— LIST OF TASKS —
A) In the Hervé Batoménila profile, rewrite the part that opens with the words containing "Senior career*" and closes with "Cherbourg / 26 / (0)", changing every "Paris FC" to "Paris Football Club".
B) Extend the Hervé Batoménila profile by writing the text that follows its final sentence.

— EXERCISE PASSAGE —
──────────────────────────────
Hervé Batoménila

Personal information
- Date of birth: 18 May 1984 (age 42)
- Place of birth: Les Pavillons-sous-Bois, France
- Height: 1.77 m (5 ft 9+1⁄2 in)
- Positions: Defensive midfielder; defender;

Team information
- Current team: Dijon FCO
- Number: 18

Youth career
- 2002–2003: RC Strasbourg

Senior career*
- Years: Team / Apps / (Gls)
- 2003–2004: Strasbourg B / 13 / (0)
- 2004–2006: Villemomble Sports / 33 / (0)
- 2006–2007: Paris FC / 22 / (0)
- 2007–2010: Dijon FCO / 50 / (0)
- 2011–2012: Paris FC / 4 / (0)
- 2013–2015: AS Cherbourg / 26 / (0)
- 2016–: FC Miami City / 0 / (0)

= Hervé Batoménila =

Gabonese footballer (born 1984)

Hervé Batoménila (born 18 May 1984 in Les Pavillons-sous-Bois) is a Gabonese professional football player, who currently, plays in the Premier Development League for FC Miami City.
──────────────────────────────
— MATERIAL SUPPLIED —
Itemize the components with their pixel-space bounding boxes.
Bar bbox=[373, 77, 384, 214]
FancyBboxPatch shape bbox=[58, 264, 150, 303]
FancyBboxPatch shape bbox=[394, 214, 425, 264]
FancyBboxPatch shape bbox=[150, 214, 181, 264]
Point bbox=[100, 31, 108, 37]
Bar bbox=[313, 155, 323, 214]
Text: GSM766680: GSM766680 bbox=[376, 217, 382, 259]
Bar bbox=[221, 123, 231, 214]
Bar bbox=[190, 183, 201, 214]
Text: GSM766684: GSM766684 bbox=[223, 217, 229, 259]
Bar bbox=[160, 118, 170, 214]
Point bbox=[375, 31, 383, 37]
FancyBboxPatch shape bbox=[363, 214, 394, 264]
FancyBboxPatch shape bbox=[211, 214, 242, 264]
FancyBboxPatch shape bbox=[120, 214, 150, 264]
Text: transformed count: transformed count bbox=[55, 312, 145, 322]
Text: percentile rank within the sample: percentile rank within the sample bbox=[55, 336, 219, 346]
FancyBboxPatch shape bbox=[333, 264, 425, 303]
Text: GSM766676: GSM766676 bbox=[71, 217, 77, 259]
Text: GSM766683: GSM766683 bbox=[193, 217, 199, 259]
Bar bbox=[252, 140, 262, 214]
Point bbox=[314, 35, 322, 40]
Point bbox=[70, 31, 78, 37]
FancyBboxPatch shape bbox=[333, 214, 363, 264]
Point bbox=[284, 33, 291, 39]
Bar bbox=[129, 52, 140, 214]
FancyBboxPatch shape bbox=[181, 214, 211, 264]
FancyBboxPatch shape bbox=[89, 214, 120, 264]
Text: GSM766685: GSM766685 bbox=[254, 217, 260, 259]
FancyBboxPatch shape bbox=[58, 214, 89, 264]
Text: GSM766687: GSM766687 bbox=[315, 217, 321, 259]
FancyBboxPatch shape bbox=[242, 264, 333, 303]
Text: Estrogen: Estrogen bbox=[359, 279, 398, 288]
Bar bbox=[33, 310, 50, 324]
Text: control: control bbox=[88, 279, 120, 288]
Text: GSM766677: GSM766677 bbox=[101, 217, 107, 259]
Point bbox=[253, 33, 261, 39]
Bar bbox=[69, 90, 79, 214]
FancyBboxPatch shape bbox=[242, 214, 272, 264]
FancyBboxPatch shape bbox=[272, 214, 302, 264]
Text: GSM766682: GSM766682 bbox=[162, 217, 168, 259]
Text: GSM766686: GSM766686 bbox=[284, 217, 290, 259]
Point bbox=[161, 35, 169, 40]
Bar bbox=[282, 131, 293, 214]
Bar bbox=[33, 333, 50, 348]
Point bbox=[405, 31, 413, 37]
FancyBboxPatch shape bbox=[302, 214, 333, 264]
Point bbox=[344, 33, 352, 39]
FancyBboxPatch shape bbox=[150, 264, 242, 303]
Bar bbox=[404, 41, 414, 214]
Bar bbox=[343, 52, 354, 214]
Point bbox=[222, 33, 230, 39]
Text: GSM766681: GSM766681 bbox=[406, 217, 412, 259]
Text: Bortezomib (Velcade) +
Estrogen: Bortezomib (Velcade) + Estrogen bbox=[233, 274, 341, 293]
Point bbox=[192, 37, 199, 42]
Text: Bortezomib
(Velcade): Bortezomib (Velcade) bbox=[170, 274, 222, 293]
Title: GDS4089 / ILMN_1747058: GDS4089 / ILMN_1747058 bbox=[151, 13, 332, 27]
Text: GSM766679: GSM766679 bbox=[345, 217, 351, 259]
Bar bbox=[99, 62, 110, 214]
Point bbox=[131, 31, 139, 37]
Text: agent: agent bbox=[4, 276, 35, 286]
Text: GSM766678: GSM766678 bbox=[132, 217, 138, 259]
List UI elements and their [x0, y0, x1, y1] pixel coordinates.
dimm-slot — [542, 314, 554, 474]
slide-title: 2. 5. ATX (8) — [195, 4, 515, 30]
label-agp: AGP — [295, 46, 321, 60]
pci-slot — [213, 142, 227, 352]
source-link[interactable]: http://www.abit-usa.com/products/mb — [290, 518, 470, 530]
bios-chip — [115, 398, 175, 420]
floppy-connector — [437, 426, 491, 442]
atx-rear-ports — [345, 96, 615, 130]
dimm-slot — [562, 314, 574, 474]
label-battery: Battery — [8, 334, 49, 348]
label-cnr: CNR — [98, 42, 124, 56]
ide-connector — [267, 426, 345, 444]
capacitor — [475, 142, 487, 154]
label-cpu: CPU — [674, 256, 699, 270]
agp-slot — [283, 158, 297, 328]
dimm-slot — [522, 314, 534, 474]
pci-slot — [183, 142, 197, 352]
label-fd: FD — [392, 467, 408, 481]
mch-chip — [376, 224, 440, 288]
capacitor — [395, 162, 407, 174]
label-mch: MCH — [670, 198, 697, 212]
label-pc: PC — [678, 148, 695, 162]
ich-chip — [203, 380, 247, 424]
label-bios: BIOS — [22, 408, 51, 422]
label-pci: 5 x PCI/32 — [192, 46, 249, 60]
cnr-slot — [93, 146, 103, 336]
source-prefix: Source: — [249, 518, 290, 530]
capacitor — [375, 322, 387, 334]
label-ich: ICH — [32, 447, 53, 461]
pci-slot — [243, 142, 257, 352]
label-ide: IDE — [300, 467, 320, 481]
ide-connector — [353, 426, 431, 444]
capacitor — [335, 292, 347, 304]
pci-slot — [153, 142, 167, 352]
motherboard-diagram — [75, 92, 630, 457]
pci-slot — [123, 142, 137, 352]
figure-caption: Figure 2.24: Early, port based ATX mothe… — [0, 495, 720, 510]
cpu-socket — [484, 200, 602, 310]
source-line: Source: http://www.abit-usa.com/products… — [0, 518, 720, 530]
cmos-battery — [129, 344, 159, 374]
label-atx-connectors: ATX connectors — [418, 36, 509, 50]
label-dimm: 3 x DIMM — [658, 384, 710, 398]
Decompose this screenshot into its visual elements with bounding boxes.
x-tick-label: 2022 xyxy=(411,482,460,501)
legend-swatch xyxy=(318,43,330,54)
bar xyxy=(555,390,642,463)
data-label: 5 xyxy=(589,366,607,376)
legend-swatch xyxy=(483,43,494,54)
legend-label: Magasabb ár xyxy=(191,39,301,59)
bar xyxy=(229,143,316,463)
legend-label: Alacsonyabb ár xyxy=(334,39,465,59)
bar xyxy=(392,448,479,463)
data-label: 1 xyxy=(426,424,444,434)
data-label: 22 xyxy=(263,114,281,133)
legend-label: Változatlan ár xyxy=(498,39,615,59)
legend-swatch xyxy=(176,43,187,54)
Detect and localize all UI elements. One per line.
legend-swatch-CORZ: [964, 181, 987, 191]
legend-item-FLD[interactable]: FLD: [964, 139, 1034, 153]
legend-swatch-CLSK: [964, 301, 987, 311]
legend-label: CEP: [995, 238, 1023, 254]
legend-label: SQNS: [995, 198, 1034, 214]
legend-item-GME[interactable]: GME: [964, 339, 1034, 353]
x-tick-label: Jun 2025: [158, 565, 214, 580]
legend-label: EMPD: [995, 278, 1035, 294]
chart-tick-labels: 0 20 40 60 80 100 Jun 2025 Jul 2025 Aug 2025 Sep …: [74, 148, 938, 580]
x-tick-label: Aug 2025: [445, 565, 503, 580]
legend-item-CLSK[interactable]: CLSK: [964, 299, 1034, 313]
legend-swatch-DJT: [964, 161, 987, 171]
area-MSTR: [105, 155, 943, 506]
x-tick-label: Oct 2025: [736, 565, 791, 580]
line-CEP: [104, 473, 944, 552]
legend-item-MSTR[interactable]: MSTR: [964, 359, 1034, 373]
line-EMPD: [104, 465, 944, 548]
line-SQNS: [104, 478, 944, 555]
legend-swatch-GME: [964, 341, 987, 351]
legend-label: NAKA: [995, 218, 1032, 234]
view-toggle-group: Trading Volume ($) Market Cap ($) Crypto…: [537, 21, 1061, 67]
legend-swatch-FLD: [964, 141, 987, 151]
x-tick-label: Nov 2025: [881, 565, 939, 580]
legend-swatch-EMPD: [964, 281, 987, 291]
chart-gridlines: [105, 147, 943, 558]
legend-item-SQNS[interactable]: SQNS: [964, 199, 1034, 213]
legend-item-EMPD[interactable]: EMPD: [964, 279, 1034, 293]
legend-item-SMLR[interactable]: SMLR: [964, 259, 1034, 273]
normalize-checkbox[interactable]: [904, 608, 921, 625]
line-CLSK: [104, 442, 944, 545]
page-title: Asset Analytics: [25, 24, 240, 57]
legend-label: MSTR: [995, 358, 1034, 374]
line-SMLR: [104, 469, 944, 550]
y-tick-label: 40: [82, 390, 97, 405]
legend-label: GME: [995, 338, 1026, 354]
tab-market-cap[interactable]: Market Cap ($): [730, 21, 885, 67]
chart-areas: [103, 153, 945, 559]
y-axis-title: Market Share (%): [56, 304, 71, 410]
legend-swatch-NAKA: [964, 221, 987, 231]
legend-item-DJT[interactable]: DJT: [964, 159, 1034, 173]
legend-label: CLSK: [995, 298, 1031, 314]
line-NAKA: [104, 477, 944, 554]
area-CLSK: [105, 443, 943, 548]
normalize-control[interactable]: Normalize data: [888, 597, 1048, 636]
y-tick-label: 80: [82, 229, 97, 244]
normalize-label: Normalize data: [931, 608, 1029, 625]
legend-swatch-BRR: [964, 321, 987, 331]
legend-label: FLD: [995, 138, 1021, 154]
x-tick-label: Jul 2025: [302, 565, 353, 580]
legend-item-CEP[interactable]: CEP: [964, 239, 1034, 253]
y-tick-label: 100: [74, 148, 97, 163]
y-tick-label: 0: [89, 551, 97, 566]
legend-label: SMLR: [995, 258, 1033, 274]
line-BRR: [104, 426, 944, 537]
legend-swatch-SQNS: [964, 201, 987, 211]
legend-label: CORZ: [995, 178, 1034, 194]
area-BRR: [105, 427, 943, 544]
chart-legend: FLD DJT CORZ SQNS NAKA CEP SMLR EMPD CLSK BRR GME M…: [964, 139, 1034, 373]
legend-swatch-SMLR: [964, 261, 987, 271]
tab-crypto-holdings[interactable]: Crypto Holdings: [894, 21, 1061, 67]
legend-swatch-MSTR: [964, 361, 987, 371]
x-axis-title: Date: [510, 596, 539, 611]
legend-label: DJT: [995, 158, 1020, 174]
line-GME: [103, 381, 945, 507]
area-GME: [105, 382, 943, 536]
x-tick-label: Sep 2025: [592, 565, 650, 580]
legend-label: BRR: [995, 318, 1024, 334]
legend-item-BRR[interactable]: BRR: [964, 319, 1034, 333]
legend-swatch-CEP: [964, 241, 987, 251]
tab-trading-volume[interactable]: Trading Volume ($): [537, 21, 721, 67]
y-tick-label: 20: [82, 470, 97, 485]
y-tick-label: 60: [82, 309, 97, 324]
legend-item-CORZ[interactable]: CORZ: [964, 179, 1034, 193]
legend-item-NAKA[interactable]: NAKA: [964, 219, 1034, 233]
──────────────────────────────
— RESULTS IN ORDER —
A)
Senior career*
- Years: Team / Apps / (Gls)
- 2003–2004: Strasbourg B / 13 / (0)
- 2004–2006: Villemomble Sports / 33 / (0)
- 2006–2007: Paris Football Club / 22 / (0)
- 2007–2010: Dijon FCO / 50 / (0)
- 2011–2012: Paris Football Club / 4 / (0)
- 2013–2015: AS Cherbourg / 26 / (0)

B)
==Early life==
Batoménila ( Bato), was born in the Parisian suburb of Les Pavillons-sous-Bois to Gabonese parents.

==International career==
On 24 March 2009 was called up to the Gabon national football team, but has yet to debut for the squad.
After a strong carrier in France, Bato decided to try his chance overseas. He has been signed by the FC Miami City, American soccer team based in Miami, Florida, United States. The team plays in the Premier Development League.